═══ Text shown

First your fiance........

I understand deciding against buying an overpriced house especially when it is unclear how long the market will be stable, but telling you that commuting over an hour to school while living apart is "totally doable" is not a generous offer.  You don't need to discuss all the details of your relationship, but if you 2 are open to living together prior to the wedding then it seems odd that he wouldn't be interested in renting a place with you that reduces the commute burden (potentially for both of you).  If he's willing to help you with expenses then it seems like living together is an easier way to do that especially if you're getting married next year.  

Commuting to school........

I commuted over an hour for my unfunded Master's program and it worked out well.  I was able to keep my job and health benefits while adjusting my work schedule so that I could time my drive so I didn't sit in traffic.  However, all of those hours on the road were still lost and the extra wear on my car lead to increased maintenance costs.  

Now that I'm in a PhD program I realized immediately that a commute that far would not work with all of the skills and training I wanted to gain.  There are students in my program who live 30+ minutes away (by freeway) and the hassle is evident on their faces.  Sometimes traffic and/or parking is horrendous so they're late.  Sometimes they have to drive to campus for only their lab meeting that ends after 15 minutes or for one client who no shows.  Or something gets left at home or on campus and another trip has to be made.  Other times they have to be in the lab late or see clients late and if their day has already been 10+ hours long a lengthy drive on top of that sucks and could be dangerous.  If their car breaks down and there's no public transit where they live then they're screwed.

══════
═══ Data segment

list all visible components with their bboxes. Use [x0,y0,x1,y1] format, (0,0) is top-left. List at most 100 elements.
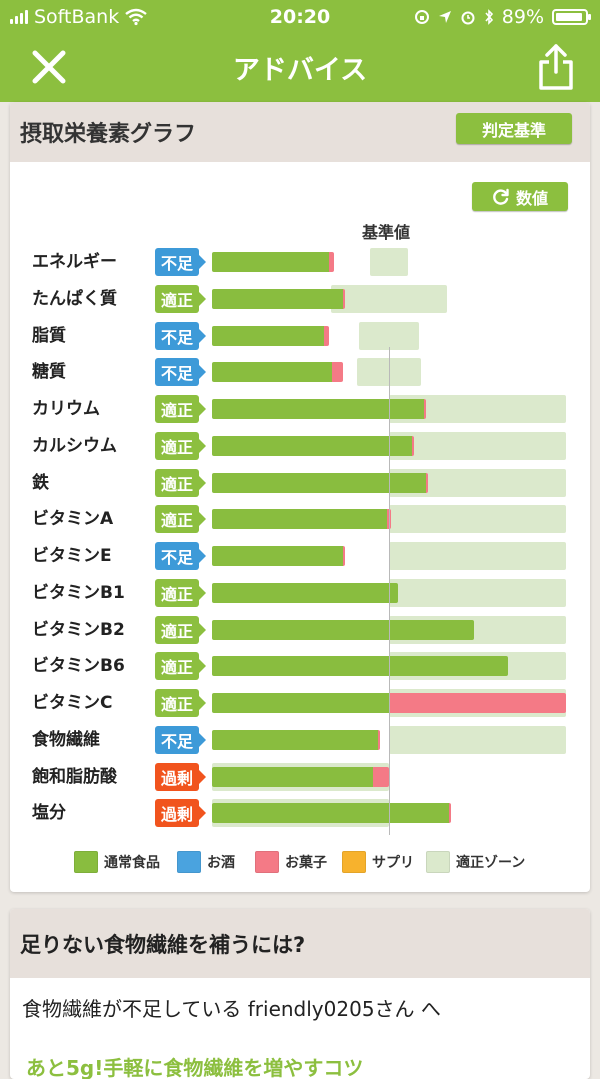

══════

• What the task asks: Write out the stretch of the commuting post above from "First your fiance........" through "married next year.", word for word.

• Output of the exercise:
First your fiance........

I understand deciding against buying an overpriced house especially when it is unclear how long the market will be stable, but telling you that commuting over an hour to school while living apart is "totally doable" is not a generous offer.  You don't need to discuss all the details of your relationship, but if you 2 are open to living together prior to the wedding then it seems odd that he wouldn't be interested in renting a place with you that reduces the commute burden (potentially for both of you).  If he's willing to help you with expenses then it seems like living together is an easier way to do that especially if you're getting married next year.